Repeat the data word for word. Do not include the pictures.

Records from a collection of figures
*****

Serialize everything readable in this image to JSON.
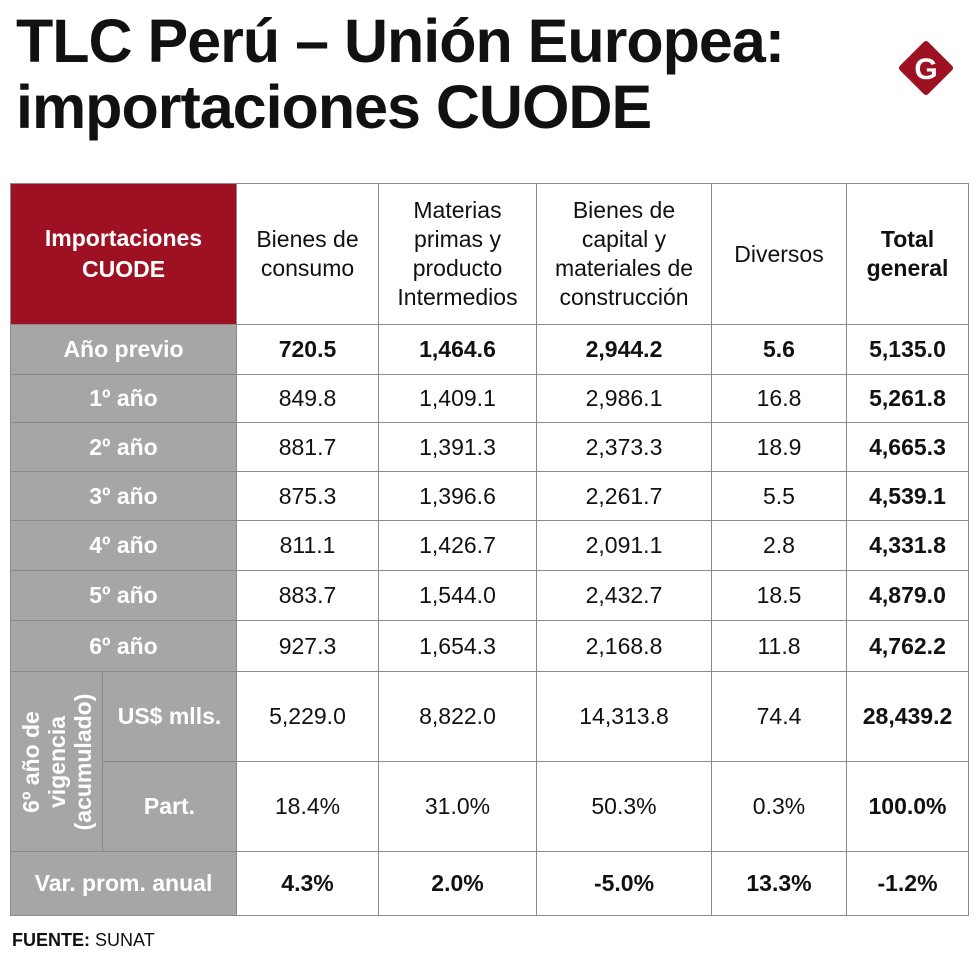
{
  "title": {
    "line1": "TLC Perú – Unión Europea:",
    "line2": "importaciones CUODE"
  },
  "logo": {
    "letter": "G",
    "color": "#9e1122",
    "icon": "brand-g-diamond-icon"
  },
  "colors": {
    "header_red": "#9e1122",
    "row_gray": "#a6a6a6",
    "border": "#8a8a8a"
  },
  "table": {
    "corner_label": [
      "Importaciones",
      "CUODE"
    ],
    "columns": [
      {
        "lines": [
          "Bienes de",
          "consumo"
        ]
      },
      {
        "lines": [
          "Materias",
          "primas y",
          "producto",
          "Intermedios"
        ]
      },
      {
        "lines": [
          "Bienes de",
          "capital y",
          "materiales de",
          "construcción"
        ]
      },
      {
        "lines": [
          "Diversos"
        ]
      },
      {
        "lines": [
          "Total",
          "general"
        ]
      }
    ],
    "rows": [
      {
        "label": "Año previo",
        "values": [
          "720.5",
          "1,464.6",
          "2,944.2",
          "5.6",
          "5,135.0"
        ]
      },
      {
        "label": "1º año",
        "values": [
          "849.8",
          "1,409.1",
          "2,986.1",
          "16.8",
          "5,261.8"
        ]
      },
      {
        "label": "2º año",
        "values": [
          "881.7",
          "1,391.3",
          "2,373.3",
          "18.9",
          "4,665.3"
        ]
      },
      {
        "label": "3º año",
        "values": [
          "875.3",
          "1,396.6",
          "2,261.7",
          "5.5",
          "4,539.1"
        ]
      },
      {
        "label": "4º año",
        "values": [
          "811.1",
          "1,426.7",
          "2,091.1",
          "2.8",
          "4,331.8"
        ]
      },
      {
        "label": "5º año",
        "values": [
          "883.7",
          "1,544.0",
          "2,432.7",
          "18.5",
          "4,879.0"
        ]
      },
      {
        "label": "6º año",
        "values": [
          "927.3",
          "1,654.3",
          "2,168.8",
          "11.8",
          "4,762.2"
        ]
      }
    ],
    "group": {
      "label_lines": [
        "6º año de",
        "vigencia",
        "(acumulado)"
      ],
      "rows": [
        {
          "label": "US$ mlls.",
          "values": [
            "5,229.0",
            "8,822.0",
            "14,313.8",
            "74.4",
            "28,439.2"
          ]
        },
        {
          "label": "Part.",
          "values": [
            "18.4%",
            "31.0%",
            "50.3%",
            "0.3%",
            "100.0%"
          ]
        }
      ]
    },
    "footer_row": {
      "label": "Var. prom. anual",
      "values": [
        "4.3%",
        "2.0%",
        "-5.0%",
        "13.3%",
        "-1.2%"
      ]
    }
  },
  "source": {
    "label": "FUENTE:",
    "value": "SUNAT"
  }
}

*****

■ **Completed task**
Serialize everything readable in this image to JSON.
{
  "title": {
    "line1": "TLC Perú – Unión Europea:",
    "line2": "importaciones CUODE"
  },
  "logo": {
    "letter": "G",
    "color": "#9e1122",
    "icon": "brand-g-diamond-icon"
  },
  "colors": {
    "header_red": "#9e1122",
    "row_gray": "#a6a6a6",
    "border": "#8a8a8a"
  },
  "table": {
    "corner_label": [
      "Importaciones",
      "CUODE"
    ],
    "columns": [
      {
        "lines": [
          "Bienes de",
          "consumo"
        ]
      },
      {
        "lines": [
          "Materias",
          "primas y",
          "producto",
          "Intermedios"
        ]
      },
      {
        "lines": [
          "Bienes de",
          "capital y",
          "materiales de",
          "construcción"
        ]
      },
      {
        "lines": [
          "Diversos"
        ]
      },
      {
        "lines": [
          "Total",
          "general"
        ]
      }
    ],
    "rows": [
      {
        "label": "Año previo",
        "values": [
          "720.5",
          "1,464.6",
          "2,944.2",
          "5.6",
          "5,135.0"
        ]
      },
      {
        "label": "1º año",
        "values": [
          "849.8",
          "1,409.1",
          "2,986.1",
          "16.8",
          "5,261.8"
        ]
      },
      {
        "label": "2º año",
        "values": [
          "881.7",
          "1,391.3",
          "2,373.3",
          "18.9",
          "4,665.3"
        ]
      },
      {
        "label": "3º año",
        "values": [
          "875.3",
          "1,396.6",
          "2,261.7",
          "5.5",
          "4,539.1"
        ]
      },
      {
        "label": "4º año",
        "values": [
          "811.1",
          "1,426.7",
          "2,091.1",
          "2.8",
          "4,331.8"
        ]
      },
      {
        "label": "5º año",
        "values": [
          "883.7",
          "1,544.0",
          "2,432.7",
          "18.5",
          "4,879.0"
        ]
      },
      {
        "label": "6º año",
        "values": [
          "927.3",
          "1,654.3",
          "2,168.8",
          "11.8",
          "4,762.2"
        ]
      }
    ],
    "group": {
      "label_lines": [
        "6º año de",
        "vigencia",
        "(acumulado)"
      ],
      "rows": [
        {
          "label": "US$ mlls.",
          "values": [
            "5,229.0",
            "8,822.0",
            "14,313.8",
            "74.4",
            "28,439.2"
          ]
        },
        {
          "label": "Part.",
          "values": [
            "18.4%",
            "31.0%",
            "50.3%",
            "0.3%",
            "100.0%"
          ]
        }
      ]
    },
    "footer_row": {
      "label": "Var. prom. anual",
      "values": [
        "4.3%",
        "2.0%",
        "-5.0%",
        "13.3%",
        "-1.2%"
      ]
    }
  },
  "source": {
    "label": "FUENTE:",
    "value": "SUNAT"
  }
}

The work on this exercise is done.